** START Records for the exercise **
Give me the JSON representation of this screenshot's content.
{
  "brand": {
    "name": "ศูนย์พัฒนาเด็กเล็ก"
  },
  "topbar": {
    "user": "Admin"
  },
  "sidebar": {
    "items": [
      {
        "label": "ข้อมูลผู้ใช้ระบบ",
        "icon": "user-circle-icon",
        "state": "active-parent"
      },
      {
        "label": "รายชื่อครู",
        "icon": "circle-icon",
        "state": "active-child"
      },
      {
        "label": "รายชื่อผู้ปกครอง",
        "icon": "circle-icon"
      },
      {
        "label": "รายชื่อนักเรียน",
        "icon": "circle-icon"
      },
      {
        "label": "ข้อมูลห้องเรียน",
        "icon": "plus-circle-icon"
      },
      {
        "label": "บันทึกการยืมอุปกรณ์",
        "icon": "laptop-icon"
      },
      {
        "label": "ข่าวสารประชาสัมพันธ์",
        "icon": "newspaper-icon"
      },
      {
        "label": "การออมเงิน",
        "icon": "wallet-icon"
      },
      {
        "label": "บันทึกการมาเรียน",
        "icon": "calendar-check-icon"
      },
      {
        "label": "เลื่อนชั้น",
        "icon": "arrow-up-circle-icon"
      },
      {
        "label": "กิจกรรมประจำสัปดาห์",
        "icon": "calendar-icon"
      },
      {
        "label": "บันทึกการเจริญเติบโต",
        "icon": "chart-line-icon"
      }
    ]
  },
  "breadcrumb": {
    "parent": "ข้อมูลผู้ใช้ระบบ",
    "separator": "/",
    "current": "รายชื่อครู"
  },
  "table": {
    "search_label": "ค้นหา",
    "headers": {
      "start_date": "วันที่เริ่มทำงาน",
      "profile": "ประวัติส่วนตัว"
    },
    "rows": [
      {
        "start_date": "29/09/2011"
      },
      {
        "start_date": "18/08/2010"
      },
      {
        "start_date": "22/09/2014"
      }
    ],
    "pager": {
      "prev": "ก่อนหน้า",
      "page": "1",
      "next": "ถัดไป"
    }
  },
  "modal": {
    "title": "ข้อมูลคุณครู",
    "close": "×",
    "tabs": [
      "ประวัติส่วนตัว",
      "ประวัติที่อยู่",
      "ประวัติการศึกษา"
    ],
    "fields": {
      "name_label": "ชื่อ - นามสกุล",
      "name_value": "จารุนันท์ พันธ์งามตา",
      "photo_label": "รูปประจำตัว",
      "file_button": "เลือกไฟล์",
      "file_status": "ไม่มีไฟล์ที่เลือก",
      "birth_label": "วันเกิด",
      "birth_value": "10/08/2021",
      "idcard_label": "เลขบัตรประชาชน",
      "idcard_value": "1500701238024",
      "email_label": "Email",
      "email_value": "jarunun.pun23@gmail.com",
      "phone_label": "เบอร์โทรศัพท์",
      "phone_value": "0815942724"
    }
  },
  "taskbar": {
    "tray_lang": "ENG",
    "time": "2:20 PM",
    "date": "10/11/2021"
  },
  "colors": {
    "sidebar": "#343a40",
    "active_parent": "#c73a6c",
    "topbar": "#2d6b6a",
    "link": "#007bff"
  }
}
** END Records for the exercise **
Your instructions - Tally up the lines in the preceding listing that contain the string "icon". Respond with the number and nothing else.

Solution to this problem - 12